Your goal:
The records below must be duplicated exactly, character for character.

** BEGIN Working data **

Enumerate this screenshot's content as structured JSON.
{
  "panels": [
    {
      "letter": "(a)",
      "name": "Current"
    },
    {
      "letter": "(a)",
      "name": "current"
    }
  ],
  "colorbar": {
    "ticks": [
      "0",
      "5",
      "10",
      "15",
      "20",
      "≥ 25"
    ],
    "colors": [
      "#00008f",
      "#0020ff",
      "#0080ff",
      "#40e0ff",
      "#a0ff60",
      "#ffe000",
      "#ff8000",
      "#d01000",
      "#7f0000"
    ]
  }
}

** END Working data **

Final answer:
Enumerate this screenshot's content as structured JSON.
{
  "panels": [
    {
      "letter": "(a)",
      "name": "Current"
    },
    {
      "letter": "(a)",
      "name": "current"
    }
  ],
  "colorbar": {
    "ticks": [
      "0",
      "5",
      "10",
      "15",
      "20",
      "≥ 25"
    ],
    "colors": [
      "#00008f",
      "#0020ff",
      "#0080ff",
      "#40e0ff",
      "#a0ff60",
      "#ffe000",
      "#ff8000",
      "#d01000",
      "#7f0000"
    ]
  }
}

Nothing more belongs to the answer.